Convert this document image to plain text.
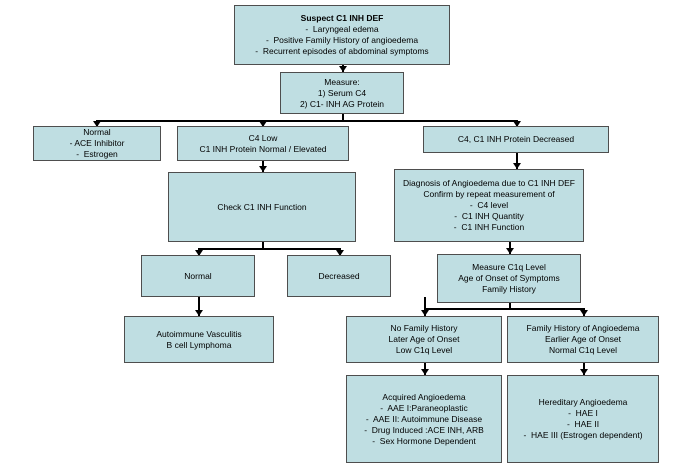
Suspect C1 INH DEF
-  Laryngeal edema
-  Positive Family History of angioedema
-  Recurrent episodes of abdominal symptoms
Measure:
1) Serum C4
2) C1- INH AG Protein
Normal
- ACE Inhibitor
-  Estrogen
C4 Low
C1 INH Protein Normal / Elevated
C4, C1 INH Protein Decreased
Check C1 INH Function
Diagnosis of Angioedema due to C1 INH DEF
Confirm by repeat measurement of
-  C4 level
-  C1 INH Quantity
-  C1 INH Function
Normal	Decreased
Measure C1q Level
Age of Onset of Symptoms
Family History
Autoimmune Vasculitis
B cell Lymphoma
No Family History
Later Age of Onset
Low C1q Level
Family History of Angioedema
Earlier Age of Onset
Normal C1q Level
Acquired Angioedema
-  AAE I:Paraneoplastic
-  AAE II: Autoimmune Disease
-  Drug Induced :ACE INH, ARB
-  Sex Hormone Dependent
Hereditary Angioedema
-  HAE I
-  HAE II
-  HAE III (Estrogen dependent)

——

#### Exercise directions
Each entry above needs to be restated without a single word changed; skip the images.

#### Expected answer
Convert this document image to plain text.
Suspect C1 INH DEF
-  Laryngeal edema
-  Positive Family History of angioedema
-  Recurrent episodes of abdominal symptoms
Measure:
1) Serum C4
2) C1- INH AG Protein
Normal
- ACE Inhibitor
-  Estrogen
C4 Low
C1 INH Protein Normal / Elevated
C4, C1 INH Protein Decreased
Check C1 INH Function
Diagnosis of Angioedema due to C1 INH DEF
Confirm by repeat measurement of
-  C4 level
-  C1 INH Quantity
-  C1 INH Function
Normal	Decreased
Measure C1q Level
Age of Onset of Symptoms
Family History
Autoimmune Vasculitis
B cell Lymphoma
No Family History
Later Age of Onset
Low C1q Level
Family History of Angioedema
Earlier Age of Onset
Normal C1q Level
Acquired Angioedema
-  AAE I:Paraneoplastic
-  AAE II: Autoimmune Disease
-  Drug Induced :ACE INH, ARB
-  Sex Hormone Dependent
Hereditary Angioedema
-  HAE I
-  HAE II
-  HAE III (Estrogen dependent)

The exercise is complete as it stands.